MATERIAL PROVIDED start

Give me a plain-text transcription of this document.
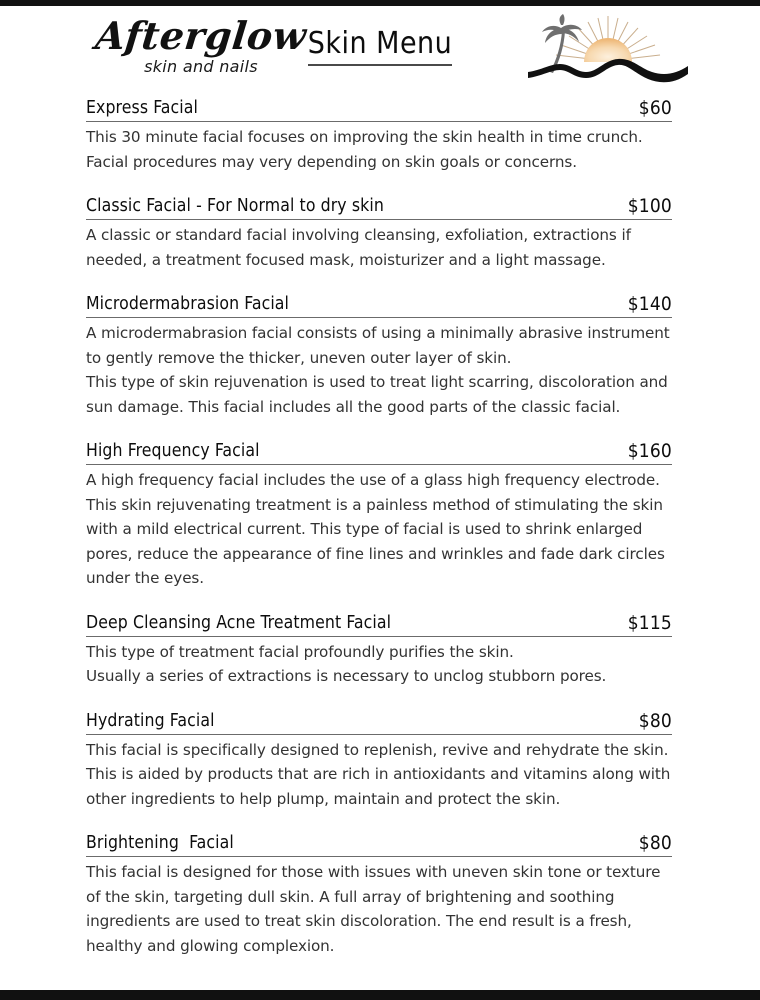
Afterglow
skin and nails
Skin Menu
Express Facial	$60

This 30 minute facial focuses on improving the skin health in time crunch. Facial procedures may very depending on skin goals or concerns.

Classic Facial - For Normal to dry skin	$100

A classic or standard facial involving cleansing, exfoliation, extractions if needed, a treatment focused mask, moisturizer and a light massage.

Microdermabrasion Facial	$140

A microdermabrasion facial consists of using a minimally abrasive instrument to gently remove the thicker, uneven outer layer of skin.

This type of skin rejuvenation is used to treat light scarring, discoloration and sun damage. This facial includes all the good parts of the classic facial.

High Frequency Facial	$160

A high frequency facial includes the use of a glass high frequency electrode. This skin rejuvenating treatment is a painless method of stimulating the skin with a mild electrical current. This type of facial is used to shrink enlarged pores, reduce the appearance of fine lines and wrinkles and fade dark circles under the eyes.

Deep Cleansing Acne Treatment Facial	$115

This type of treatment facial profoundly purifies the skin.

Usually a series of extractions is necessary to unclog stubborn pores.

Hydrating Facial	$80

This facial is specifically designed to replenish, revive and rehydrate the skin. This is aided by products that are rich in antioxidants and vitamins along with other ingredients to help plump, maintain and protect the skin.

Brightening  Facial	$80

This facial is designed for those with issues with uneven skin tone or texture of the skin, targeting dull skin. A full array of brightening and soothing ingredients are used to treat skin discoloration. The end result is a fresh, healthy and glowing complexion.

MATERIAL PROVIDED end

AIM OF THE TASK
Return to the listing above and set it down exactly, leaving out its pictures.

RESPONSE
Give me a plain-text transcription of this document.
Afterglow
skin and nails
Skin Menu
Express Facial	$60

This 30 minute facial focuses on improving the skin health in time crunch. Facial procedures may very depending on skin goals or concerns.

Classic Facial - For Normal to dry skin	$100

A classic or standard facial involving cleansing, exfoliation, extractions if needed, a treatment focused mask, moisturizer and a light massage.

Microdermabrasion Facial	$140

A microdermabrasion facial consists of using a minimally abrasive instrument to gently remove the thicker, uneven outer layer of skin.

This type of skin rejuvenation is used to treat light scarring, discoloration and sun damage. This facial includes all the good parts of the classic facial.

High Frequency Facial	$160

A high frequency facial includes the use of a glass high frequency electrode. This skin rejuvenating treatment is a painless method of stimulating the skin with a mild electrical current. This type of facial is used to shrink enlarged pores, reduce the appearance of fine lines and wrinkles and fade dark circles under the eyes.

Deep Cleansing Acne Treatment Facial	$115

This type of treatment facial profoundly purifies the skin.

Usually a series of extractions is necessary to unclog stubborn pores.

Hydrating Facial	$80

This facial is specifically designed to replenish, revive and rehydrate the skin. This is aided by products that are rich in antioxidants and vitamins along with other ingredients to help plump, maintain and protect the skin.

Brightening  Facial	$80

This facial is designed for those with issues with uneven skin tone or texture of the skin, targeting dull skin. A full array of brightening and soothing ingredients are used to treat skin discoloration. The end result is a fresh, healthy and glowing complexion.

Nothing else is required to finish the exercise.